(WHAT THE EXERCISE ASKS) Reproduce the lines verbatim, starting at the line that contains "fold-indicator[interactable]: ... bbox=[158, 484, 203, 502]" and continuing through the end of the lines, with both ends included.

(MATERIAL FOR THIS TASK)
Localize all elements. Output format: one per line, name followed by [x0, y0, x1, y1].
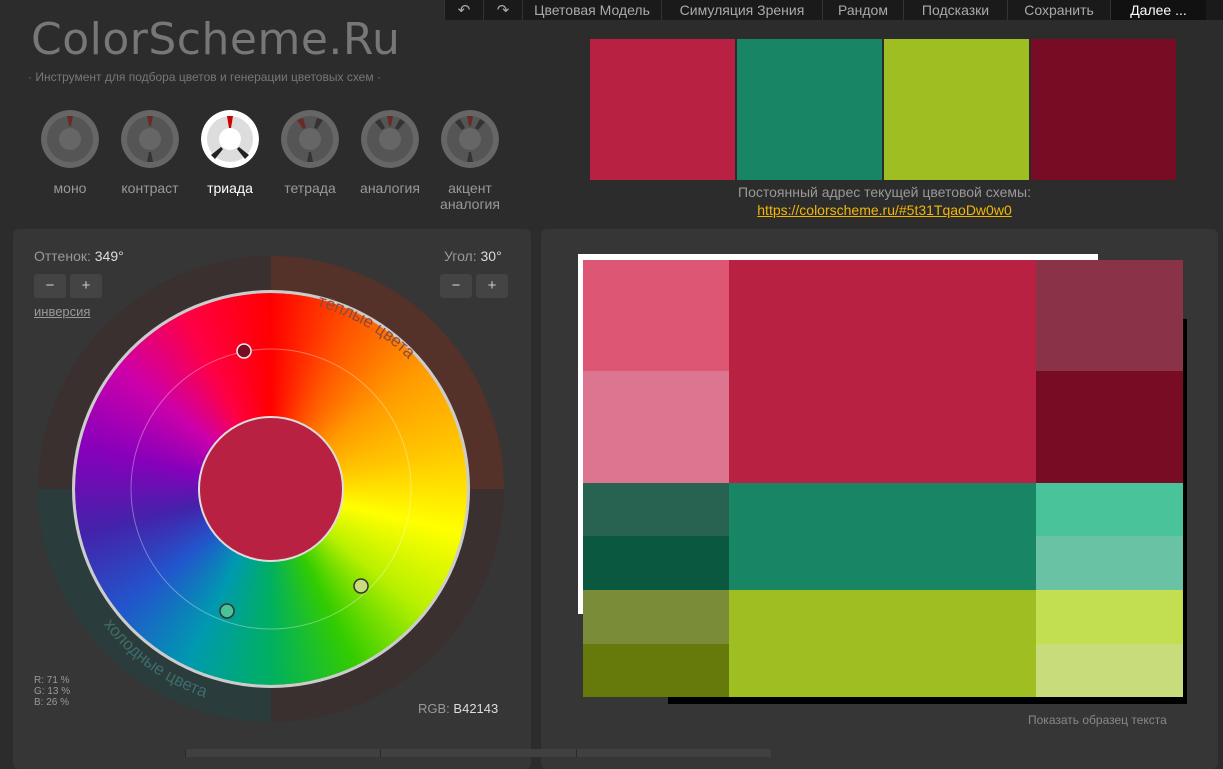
second-hue-handle[interactable]	[219, 603, 235, 619]
rgb-percentages: R: 71 % G: 13 % B: 26 %	[34, 675, 70, 708]
undo-icon[interactable]: ↶	[444, 0, 483, 20]
rgb-value[interactable]: B42143	[453, 701, 498, 716]
mode-mono[interactable]: моно	[30, 110, 110, 212]
mode-triad[interactable]: триада	[190, 110, 270, 212]
third-dark-2[interactable]	[583, 644, 729, 697]
nav-more[interactable]: Далее ...	[1110, 0, 1206, 20]
mode-contrast[interactable]: контраст	[110, 110, 190, 212]
mode-accent-analogy[interactable]: акцент аналогия	[430, 110, 510, 212]
nav-save[interactable]: Сохранить	[1007, 0, 1110, 20]
scheme-preview-panel: Показать образец текста	[541, 229, 1218, 769]
contrast-mode-icon	[121, 110, 179, 168]
redo-icon[interactable]: ↷	[483, 0, 522, 20]
nav-vision-simulation[interactable]: Симуляция Зрения	[661, 0, 822, 20]
bottom-tabs	[185, 749, 771, 757]
permalink-label: Постоянный адрес текущей цветовой схемы:	[738, 184, 1031, 200]
show-text-sample-link[interactable]: Показать образец текста	[1028, 713, 1167, 727]
second-dark-1[interactable]	[583, 483, 729, 536]
nav-hints[interactable]: Подсказки	[903, 0, 1007, 20]
accent-analogy-mode-icon	[441, 110, 499, 168]
bottom-tab[interactable]	[185, 749, 381, 757]
third-base[interactable]	[729, 590, 1036, 697]
primary-base[interactable]	[729, 260, 1036, 483]
primary-dark-1[interactable]	[1036, 260, 1183, 371]
mode-label: тетрада	[284, 180, 336, 196]
primary-dark-2[interactable]	[1036, 371, 1183, 483]
center-color	[198, 416, 344, 562]
primary-light-1[interactable]	[583, 260, 729, 371]
color-wheel[interactable]: тёплые цвета холодные цвета	[36, 254, 506, 724]
second-light-2[interactable]	[1036, 536, 1183, 590]
third-hue-handle[interactable]	[353, 578, 369, 594]
scheme-mode-selector: моно контраст триада тетрада аналогия ак…	[30, 110, 510, 212]
second-dark-2[interactable]	[583, 536, 729, 590]
nav-random[interactable]: Рандом	[822, 0, 903, 20]
permalink-url[interactable]: https://colorscheme.ru/#5t31TqaoDw0w0	[596, 202, 1173, 218]
tetrad-mode-icon	[281, 110, 339, 168]
color-wheel-panel: Оттенок: 349° Угол: 30° − + − + инверсия…	[13, 229, 531, 769]
palette-swatches	[590, 39, 1176, 180]
bottom-tab[interactable]	[380, 749, 576, 757]
third-dark-1[interactable]	[583, 590, 729, 644]
mode-label: моно	[53, 180, 87, 196]
mono-mode-icon	[41, 110, 99, 168]
green-percent: G: 13 %	[34, 686, 71, 697]
mode-label: триада	[207, 180, 253, 196]
permalink: Постоянный адрес текущей цветовой схемы:…	[596, 184, 1173, 218]
mode-tetrad[interactable]: тетрада	[270, 110, 350, 212]
red-percent: R: 71 %	[34, 675, 70, 686]
third-light-1[interactable]	[1036, 590, 1183, 644]
triad-mode-icon	[201, 110, 259, 168]
blue-percent: B: 26 %	[34, 697, 70, 708]
mode-analogy[interactable]: аналогия	[350, 110, 430, 212]
tagline: · Инструмент для подбора цветов и генера…	[28, 70, 381, 84]
third-light-2[interactable]	[1036, 644, 1183, 697]
swatch-second[interactable]	[737, 39, 882, 180]
swatch-primary[interactable]	[590, 39, 735, 180]
mode-label: контраст	[121, 180, 179, 196]
top-navigation: ↶ ↷ Цветовая Модель Симуляция Зрения Ран…	[444, 0, 1223, 20]
bottom-tab[interactable]	[575, 749, 771, 757]
swatch-third[interactable]	[884, 39, 1029, 180]
second-base[interactable]	[729, 483, 1036, 590]
mode-label: аналогия	[360, 180, 420, 196]
rgb-readout: RGB: B42143	[418, 701, 498, 716]
primary-light-2[interactable]	[583, 371, 729, 483]
rgb-label: RGB:	[418, 701, 450, 716]
mode-label: акцент аналогия	[440, 180, 500, 212]
analogy-mode-icon	[361, 110, 419, 168]
nav-color-model[interactable]: Цветовая Модель	[522, 0, 661, 20]
primary-hue-handle[interactable]	[236, 343, 252, 359]
swatch-accent[interactable]	[1031, 39, 1176, 180]
second-light-1[interactable]	[1036, 483, 1183, 536]
site-logo[interactable]: ColorScheme.Ru	[31, 14, 400, 65]
scheme-preview	[578, 254, 1187, 704]
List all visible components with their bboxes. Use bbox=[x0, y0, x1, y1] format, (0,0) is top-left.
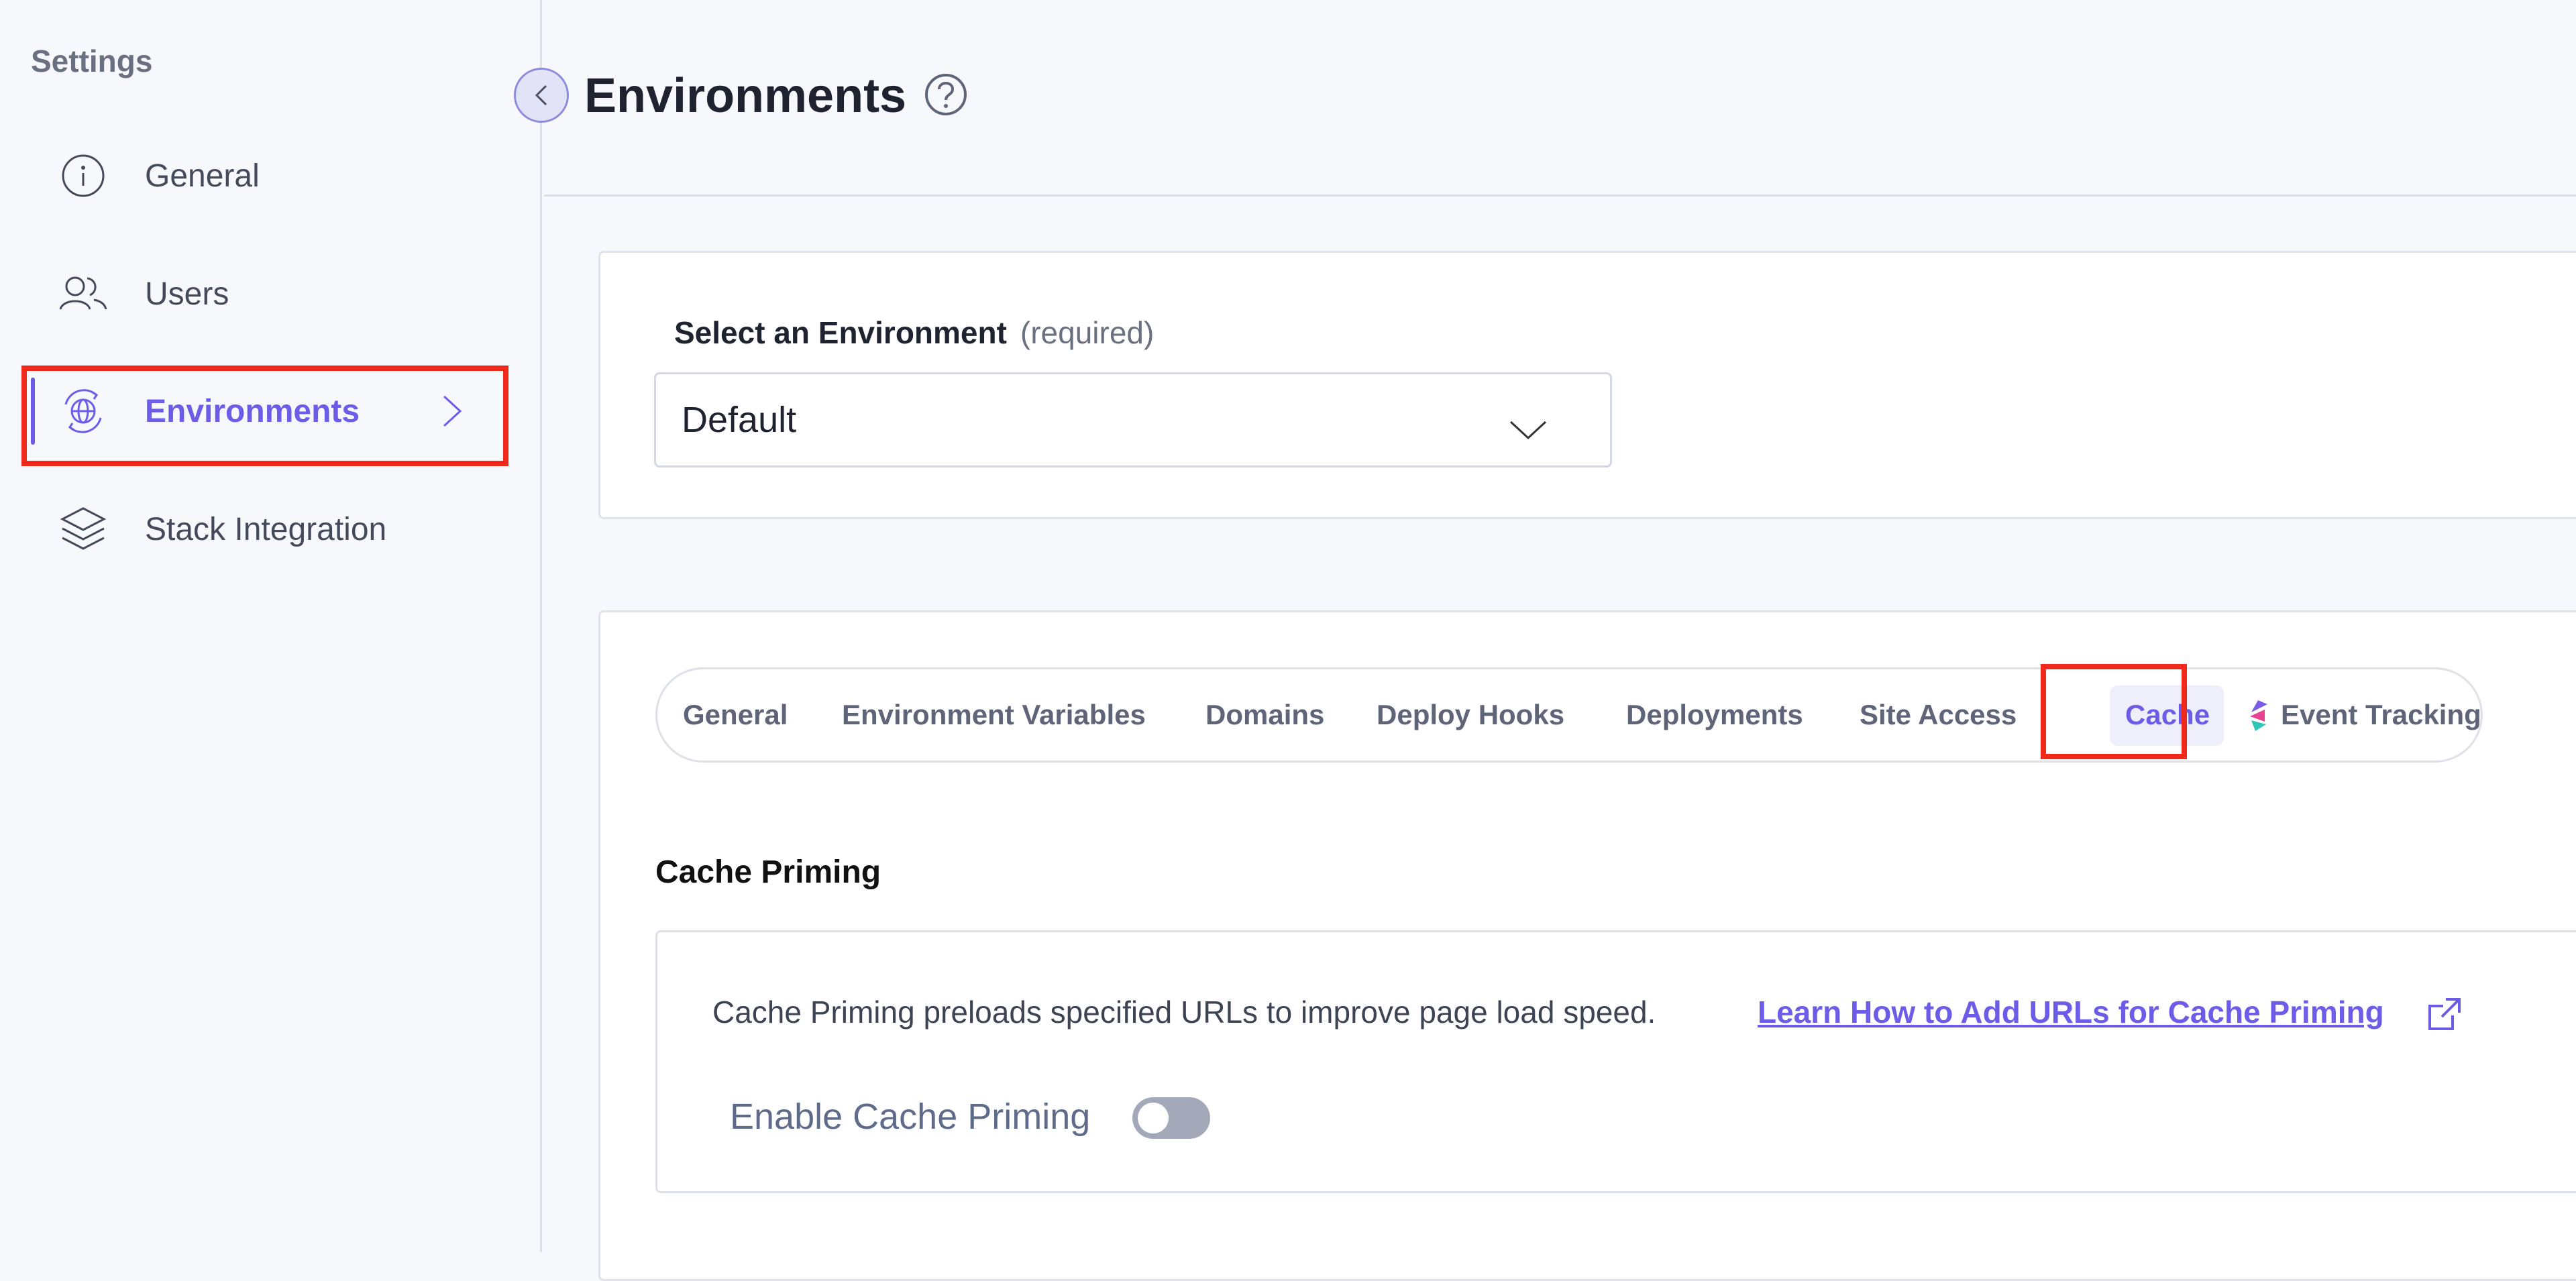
layers-icon bbox=[56, 502, 110, 556]
enable-cache-priming-label: Enable Cache Priming bbox=[730, 1097, 1091, 1137]
lytics-logo-icon bbox=[2246, 698, 2270, 732]
environment-select-value: Default bbox=[682, 400, 797, 440]
cache-tab-highlight-box bbox=[2041, 664, 2187, 759]
environment-select-label: Select an Environment (required) bbox=[674, 315, 1154, 351]
sidebar-item-label: Users bbox=[145, 276, 229, 312]
tab-domains[interactable]: Domains bbox=[1205, 669, 1324, 761]
users-icon bbox=[56, 267, 110, 321]
info-icon bbox=[56, 149, 110, 203]
tab-environment-variables[interactable]: Environment Variables bbox=[842, 669, 1146, 761]
environment-settings-card: General Environment Variables Domains De… bbox=[598, 610, 2576, 1281]
tab-deployments[interactable]: Deployments bbox=[1626, 669, 1803, 761]
environment-select[interactable]: Default bbox=[654, 372, 1612, 467]
cache-priming-panel: Cache Priming preloads specified URLs to… bbox=[655, 930, 2576, 1193]
tab-general[interactable]: General bbox=[683, 669, 788, 761]
environment-select-card: Select an Environment (required) Default bbox=[598, 251, 2576, 519]
external-link-icon[interactable] bbox=[2426, 995, 2463, 1036]
cache-priming-title: Cache Priming bbox=[655, 854, 881, 890]
sidebar-title: Settings bbox=[31, 44, 153, 78]
page-title: Environments bbox=[584, 69, 907, 123]
sidebar-item-label: Stack Integration bbox=[145, 511, 387, 547]
tab-event-tracking[interactable]: Event Tracking bbox=[2246, 669, 2481, 761]
page-header: Environments bbox=[544, 0, 2576, 197]
cache-priming-description: Cache Priming preloads specified URLs to… bbox=[712, 995, 1656, 1029]
settings-sidebar: Settings General Users Environments Stac… bbox=[0, 0, 542, 1252]
tab-site-access[interactable]: Site Access bbox=[1860, 669, 2017, 761]
sidebar-item-label: General bbox=[145, 158, 260, 194]
field-label-text: Select an Environment bbox=[674, 315, 1007, 350]
help-icon[interactable] bbox=[924, 72, 968, 120]
sidebar-item-general[interactable]: General bbox=[31, 138, 500, 213]
sidebar-highlight-box bbox=[21, 366, 508, 466]
settings-tab-bar: General Environment Variables Domains De… bbox=[655, 667, 2483, 763]
required-note: (required) bbox=[1020, 315, 1155, 350]
sidebar-item-stack-integration[interactable]: Stack Integration bbox=[31, 492, 500, 567]
tab-label: Event Tracking bbox=[2281, 699, 2481, 730]
sidebar-item-users[interactable]: Users bbox=[31, 256, 500, 331]
enable-cache-priming-toggle[interactable] bbox=[1132, 1097, 1210, 1139]
chevron-down-icon bbox=[1508, 409, 1548, 451]
learn-cache-priming-link[interactable]: Learn How to Add URLs for Cache Priming bbox=[1758, 994, 2384, 1030]
tab-deploy-hooks[interactable]: Deploy Hooks bbox=[1377, 669, 1564, 761]
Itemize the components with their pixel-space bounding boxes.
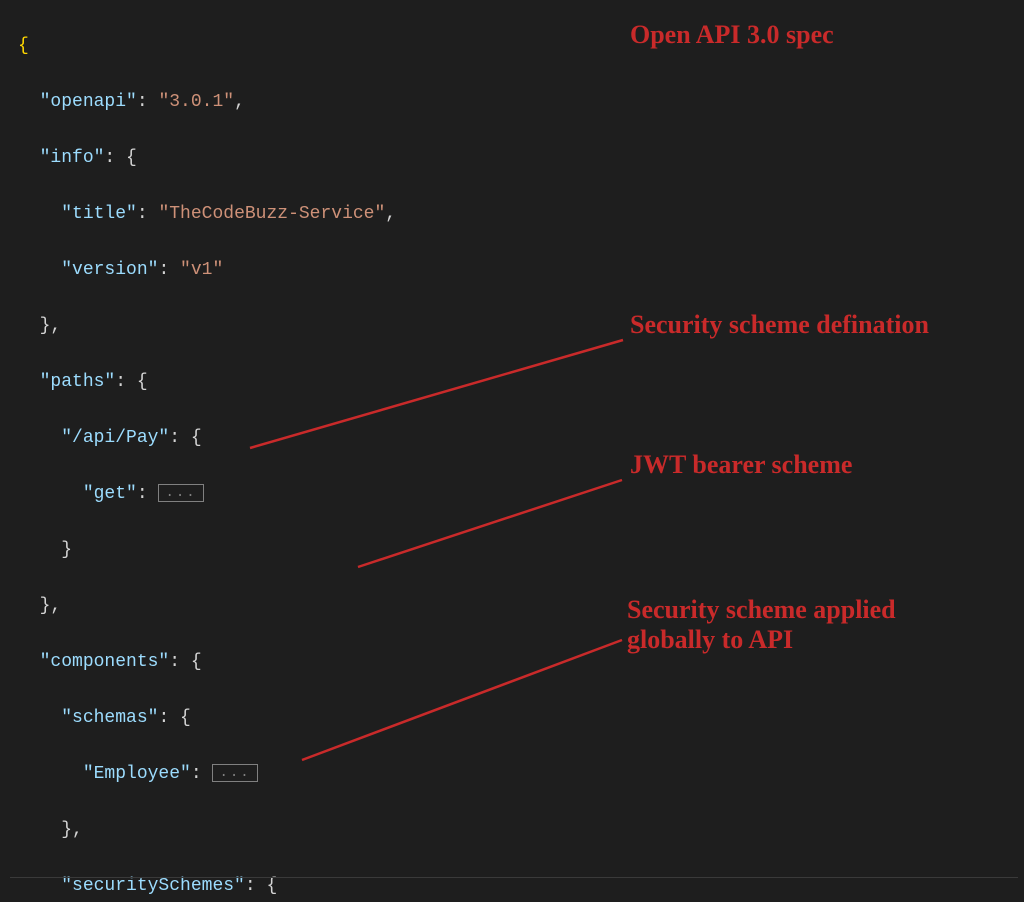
fold-indicator[interactable]: ... bbox=[158, 484, 203, 502]
key-info: "info" bbox=[40, 148, 105, 168]
key-title: "title" bbox=[61, 204, 137, 224]
val-title: "TheCodeBuzz-Service" bbox=[158, 204, 385, 224]
key-securityschemes: "securitySchemes" bbox=[61, 876, 245, 896]
code-editor[interactable]: { "openapi": "3.0.1", "info": { "title":… bbox=[0, 0, 1024, 902]
key-paths: "paths" bbox=[40, 372, 116, 392]
key-api-pay: "/api/Pay" bbox=[61, 428, 169, 448]
val-openapi: "3.0.1" bbox=[158, 92, 234, 112]
key-employee: "Employee" bbox=[83, 764, 191, 784]
key-openapi: "openapi" bbox=[40, 92, 137, 112]
divider bbox=[10, 877, 1018, 878]
fold-indicator[interactable]: ... bbox=[212, 764, 257, 782]
key-get: "get" bbox=[83, 484, 137, 504]
key-components: "components" bbox=[40, 652, 170, 672]
code-block: { "openapi": "3.0.1", "info": { "title":… bbox=[8, 4, 1024, 902]
gutter bbox=[0, 0, 8, 902]
key-version: "version" bbox=[61, 260, 158, 280]
key-schemas: "schemas" bbox=[61, 708, 158, 728]
val-version: "v1" bbox=[180, 260, 223, 280]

(FULL ANSWER)
fold-indicator[interactable]: ... bbox=[158, 484, 203, 502]
key-info: "info" bbox=[40, 148, 105, 168]
key-title: "title" bbox=[61, 204, 137, 224]
val-title: "TheCodeBuzz-Service" bbox=[158, 204, 385, 224]
key-securityschemes: "securitySchemes" bbox=[61, 876, 245, 896]
code-editor[interactable]: { "openapi": "3.0.1", "info": { "title":… bbox=[0, 0, 1024, 902]
key-paths: "paths" bbox=[40, 372, 116, 392]
key-api-pay: "/api/Pay" bbox=[61, 428, 169, 448]
val-openapi: "3.0.1" bbox=[158, 92, 234, 112]
key-employee: "Employee" bbox=[83, 764, 191, 784]
key-openapi: "openapi" bbox=[40, 92, 137, 112]
divider bbox=[10, 877, 1018, 878]
fold-indicator[interactable]: ... bbox=[212, 764, 257, 782]
key-get: "get" bbox=[83, 484, 137, 504]
key-components: "components" bbox=[40, 652, 170, 672]
code-block: { "openapi": "3.0.1", "info": { "title":… bbox=[8, 4, 1024, 902]
gutter bbox=[0, 0, 8, 902]
key-version: "version" bbox=[61, 260, 158, 280]
key-schemas: "schemas" bbox=[61, 708, 158, 728]
val-version: "v1" bbox=[180, 260, 223, 280]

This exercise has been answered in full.